What the task asks:
Reading the listing below, count the lines that contain the word "this" and give that count alone.

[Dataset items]
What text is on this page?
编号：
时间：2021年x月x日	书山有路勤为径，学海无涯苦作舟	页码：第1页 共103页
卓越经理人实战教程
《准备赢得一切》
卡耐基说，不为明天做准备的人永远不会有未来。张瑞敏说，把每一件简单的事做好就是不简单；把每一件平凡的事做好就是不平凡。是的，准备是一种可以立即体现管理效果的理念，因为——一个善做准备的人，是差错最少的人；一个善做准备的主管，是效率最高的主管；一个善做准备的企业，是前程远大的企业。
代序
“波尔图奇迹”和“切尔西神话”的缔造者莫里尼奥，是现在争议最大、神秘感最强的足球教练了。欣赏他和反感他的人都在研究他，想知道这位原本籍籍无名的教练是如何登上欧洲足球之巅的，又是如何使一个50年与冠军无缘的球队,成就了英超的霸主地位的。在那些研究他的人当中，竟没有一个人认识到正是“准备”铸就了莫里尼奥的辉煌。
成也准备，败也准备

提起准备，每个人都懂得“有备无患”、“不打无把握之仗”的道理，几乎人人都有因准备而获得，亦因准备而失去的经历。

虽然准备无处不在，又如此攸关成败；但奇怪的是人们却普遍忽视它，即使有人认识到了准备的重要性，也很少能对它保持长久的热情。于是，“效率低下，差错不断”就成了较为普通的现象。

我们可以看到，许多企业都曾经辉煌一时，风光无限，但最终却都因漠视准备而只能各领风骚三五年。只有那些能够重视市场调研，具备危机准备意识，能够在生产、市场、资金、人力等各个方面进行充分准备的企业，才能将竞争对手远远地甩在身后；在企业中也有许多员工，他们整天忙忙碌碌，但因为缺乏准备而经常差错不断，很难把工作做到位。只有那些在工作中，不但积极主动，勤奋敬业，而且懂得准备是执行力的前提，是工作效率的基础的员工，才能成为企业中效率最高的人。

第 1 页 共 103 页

==

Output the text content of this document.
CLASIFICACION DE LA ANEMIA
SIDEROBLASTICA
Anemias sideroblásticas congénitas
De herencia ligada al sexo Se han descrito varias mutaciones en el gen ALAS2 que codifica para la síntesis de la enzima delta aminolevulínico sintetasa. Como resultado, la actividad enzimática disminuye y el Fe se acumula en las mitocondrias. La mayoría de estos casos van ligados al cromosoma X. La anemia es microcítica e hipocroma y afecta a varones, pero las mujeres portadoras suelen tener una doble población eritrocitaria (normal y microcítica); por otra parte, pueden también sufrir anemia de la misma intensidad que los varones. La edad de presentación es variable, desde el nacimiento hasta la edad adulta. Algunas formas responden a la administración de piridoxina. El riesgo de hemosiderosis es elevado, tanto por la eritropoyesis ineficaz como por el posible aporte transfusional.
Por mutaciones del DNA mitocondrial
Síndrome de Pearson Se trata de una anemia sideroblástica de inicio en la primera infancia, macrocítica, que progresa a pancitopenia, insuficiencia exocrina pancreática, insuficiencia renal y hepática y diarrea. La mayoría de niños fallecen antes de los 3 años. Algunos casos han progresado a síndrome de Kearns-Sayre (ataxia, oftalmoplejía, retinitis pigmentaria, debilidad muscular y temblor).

Complete response:
2